### [WRITTEN PROBLEM]
Reproduce every record below exactly as written, leaving out any pictures.
>> BEGIN RECORDS SHOWN
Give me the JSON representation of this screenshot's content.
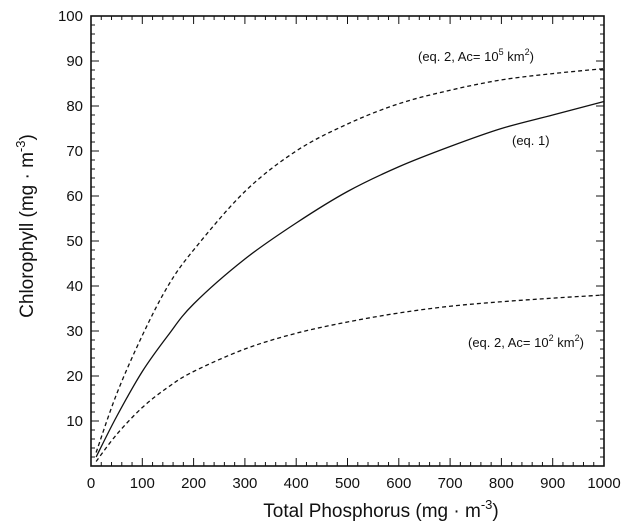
{
  "chart_data": {
    "type": "line",
    "title": "",
    "xlabel": "Total Phosphorus (mg · m-3)",
    "ylabel": "Chlorophyll (mg · m-3)",
    "xlabel_parts": {
      "text": "Total Phosphorus (mg · m",
      "sup": "-3",
      "end": ")"
    },
    "ylabel_parts": {
      "text": "Chlorophyll (mg · m",
      "sup": "-3",
      "end": ")"
    },
    "xlim": [
      0,
      1000
    ],
    "ylim": [
      0,
      100
    ],
    "xticks": [
      "0",
      "100",
      "200",
      "300",
      "400",
      "500",
      "600",
      "700",
      "800",
      "900",
      "1000"
    ],
    "yticks": [
      "10",
      "20",
      "30",
      "40",
      "50",
      "60",
      "70",
      "80",
      "90",
      "100"
    ],
    "grid": false,
    "legend": "none",
    "series": [
      {
        "style": "dashed",
        "label_parts": {
          "text": "(eq. 2, Ac= 10",
          "sup": "5",
          "end": " km",
          "sup2": "2",
          "end2": ")"
        },
        "x": [
          10,
          50,
          100,
          150,
          200,
          300,
          400,
          500,
          600,
          700,
          800,
          900,
          1000
        ],
        "y": [
          3,
          16,
          29,
          40,
          48,
          61,
          70,
          76,
          80.5,
          83.5,
          85.8,
          87.2,
          88.3
        ]
      },
      {
        "style": "solid",
        "label_parts": {
          "text": "(eq. 1)"
        },
        "x": [
          10,
          50,
          100,
          150,
          200,
          300,
          400,
          500,
          600,
          700,
          800,
          900,
          1000
        ],
        "y": [
          2,
          11,
          21,
          29,
          36,
          46,
          54,
          61,
          66.5,
          71,
          75,
          78,
          81
        ]
      },
      {
        "style": "dashed",
        "label_parts": {
          "text": "(eq. 2, Ac= 10",
          "sup": "2",
          "end": " km",
          "sup2": "2",
          "end2": ")"
        },
        "x": [
          10,
          50,
          100,
          150,
          200,
          300,
          400,
          500,
          600,
          700,
          800,
          900,
          1000
        ],
        "y": [
          1,
          7,
          13,
          17.5,
          21,
          26,
          29.5,
          32,
          34,
          35.5,
          36.5,
          37.3,
          38
        ]
      }
    ]
  }
}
>> END RECORDS SHOWN
### [TASK OUTPUT]
Give me the JSON representation of this screenshot's content.
{
  "chart_data": {
    "type": "line",
    "title": "",
    "xlabel": "Total Phosphorus (mg · m-3)",
    "ylabel": "Chlorophyll (mg · m-3)",
    "xlabel_parts": {
      "text": "Total Phosphorus (mg · m",
      "sup": "-3",
      "end": ")"
    },
    "ylabel_parts": {
      "text": "Chlorophyll (mg · m",
      "sup": "-3",
      "end": ")"
    },
    "xlim": [
      0,
      1000
    ],
    "ylim": [
      0,
      100
    ],
    "xticks": [
      "0",
      "100",
      "200",
      "300",
      "400",
      "500",
      "600",
      "700",
      "800",
      "900",
      "1000"
    ],
    "yticks": [
      "10",
      "20",
      "30",
      "40",
      "50",
      "60",
      "70",
      "80",
      "90",
      "100"
    ],
    "grid": false,
    "legend": "none",
    "series": [
      {
        "style": "dashed",
        "label_parts": {
          "text": "(eq. 2, Ac= 10",
          "sup": "5",
          "end": " km",
          "sup2": "2",
          "end2": ")"
        },
        "x": [
          10,
          50,
          100,
          150,
          200,
          300,
          400,
          500,
          600,
          700,
          800,
          900,
          1000
        ],
        "y": [
          3,
          16,
          29,
          40,
          48,
          61,
          70,
          76,
          80.5,
          83.5,
          85.8,
          87.2,
          88.3
        ]
      },
      {
        "style": "solid",
        "label_parts": {
          "text": "(eq. 1)"
        },
        "x": [
          10,
          50,
          100,
          150,
          200,
          300,
          400,
          500,
          600,
          700,
          800,
          900,
          1000
        ],
        "y": [
          2,
          11,
          21,
          29,
          36,
          46,
          54,
          61,
          66.5,
          71,
          75,
          78,
          81
        ]
      },
      {
        "style": "dashed",
        "label_parts": {
          "text": "(eq. 2, Ac= 10",
          "sup": "2",
          "end": " km",
          "sup2": "2",
          "end2": ")"
        },
        "x": [
          10,
          50,
          100,
          150,
          200,
          300,
          400,
          500,
          600,
          700,
          800,
          900,
          1000
        ],
        "y": [
          1,
          7,
          13,
          17.5,
          21,
          26,
          29.5,
          32,
          34,
          35.5,
          36.5,
          37.3,
          38
        ]
      }
    ]
  }
}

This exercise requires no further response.